_Written exercise:_ In the listing below, find every line with the string "this" and pull it out.

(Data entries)
+ + + +
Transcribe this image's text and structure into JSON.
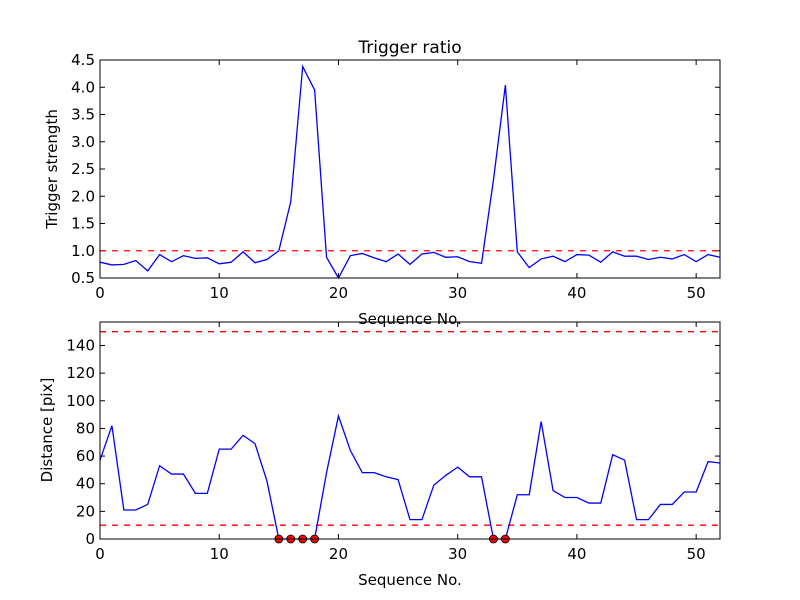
{
  "chart_data": [
    {
      "type": "line",
      "title": "Trigger ratio",
      "xlabel": "Sequence No.",
      "ylabel": "Trigger strength",
      "xlim": [
        0,
        52
      ],
      "ylim": [
        0.5,
        4.5
      ],
      "xticks": [
        "0",
        "10",
        "20",
        "30",
        "40",
        "50"
      ],
      "yticks": [
        "0.5",
        "1.0",
        "1.5",
        "2.0",
        "2.5",
        "3.0",
        "3.5",
        "4.0",
        "4.5"
      ],
      "threshold": 1.0,
      "values": [
        0.79,
        0.74,
        0.75,
        0.82,
        0.63,
        0.93,
        0.8,
        0.91,
        0.86,
        0.87,
        0.76,
        0.79,
        0.98,
        0.78,
        0.84,
        1.0,
        1.9,
        4.38,
        3.95,
        0.88,
        0.5,
        0.91,
        0.95,
        0.87,
        0.8,
        0.94,
        0.75,
        0.94,
        0.97,
        0.88,
        0.89,
        0.8,
        0.77,
        2.3,
        4.04,
        0.98,
        0.69,
        0.85,
        0.9,
        0.8,
        0.93,
        0.92,
        0.79,
        0.98,
        0.9,
        0.9,
        0.84,
        0.88,
        0.85,
        0.93,
        0.8,
        0.93,
        0.88
      ],
      "line_color": "#0000ff",
      "threshold_color": "#ff0000"
    },
    {
      "type": "line",
      "title": "",
      "xlabel": "Sequence No.",
      "ylabel": "Distance [pix]",
      "xlim": [
        0,
        52
      ],
      "ylim": [
        0,
        157
      ],
      "xticks": [
        "0",
        "10",
        "20",
        "30",
        "40",
        "50"
      ],
      "yticks": [
        "0",
        "20",
        "40",
        "60",
        "80",
        "100",
        "120",
        "140"
      ],
      "thresholds": [
        10,
        150
      ],
      "values": [
        57,
        82,
        21,
        21,
        25,
        53,
        47,
        47,
        33,
        33,
        65,
        65,
        75,
        69,
        42,
        0,
        0,
        0,
        0,
        48,
        89,
        64,
        48,
        48,
        45,
        43,
        14,
        14,
        39,
        46,
        52,
        45,
        45,
        0,
        0,
        32,
        32,
        85,
        35,
        30,
        30,
        26,
        26,
        61,
        57,
        14,
        14,
        25,
        25,
        34,
        34,
        56,
        55
      ],
      "markers_x": [
        15,
        16,
        17,
        18,
        33,
        34
      ],
      "line_color": "#0000ff",
      "threshold_color": "#ff0000",
      "marker_color": "#ff0000"
    }
  ]
}
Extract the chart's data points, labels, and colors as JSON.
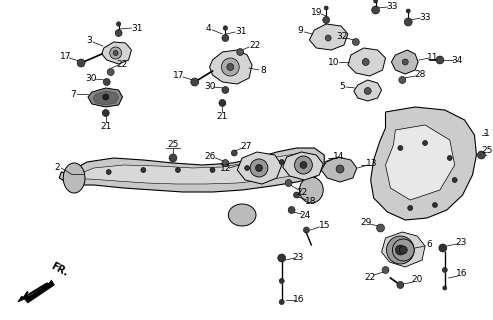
{
  "bg_color": "#ffffff",
  "line_color": "#000000",
  "gray_fill": "#d4d4d4",
  "dark_gray": "#888888",
  "mid_gray": "#bbbbbb"
}
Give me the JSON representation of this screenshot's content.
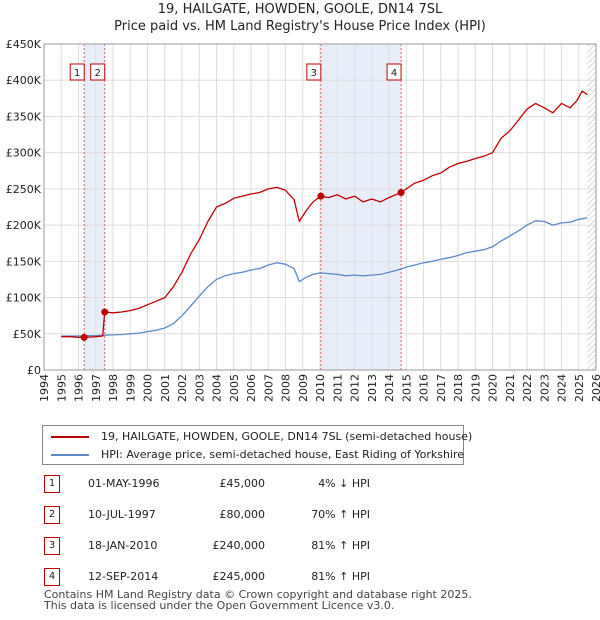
+ + + +
_Exercise solution:_
Transcribe this image's text and structure into JSON.
Give me the JSON representation of this screenshot's content.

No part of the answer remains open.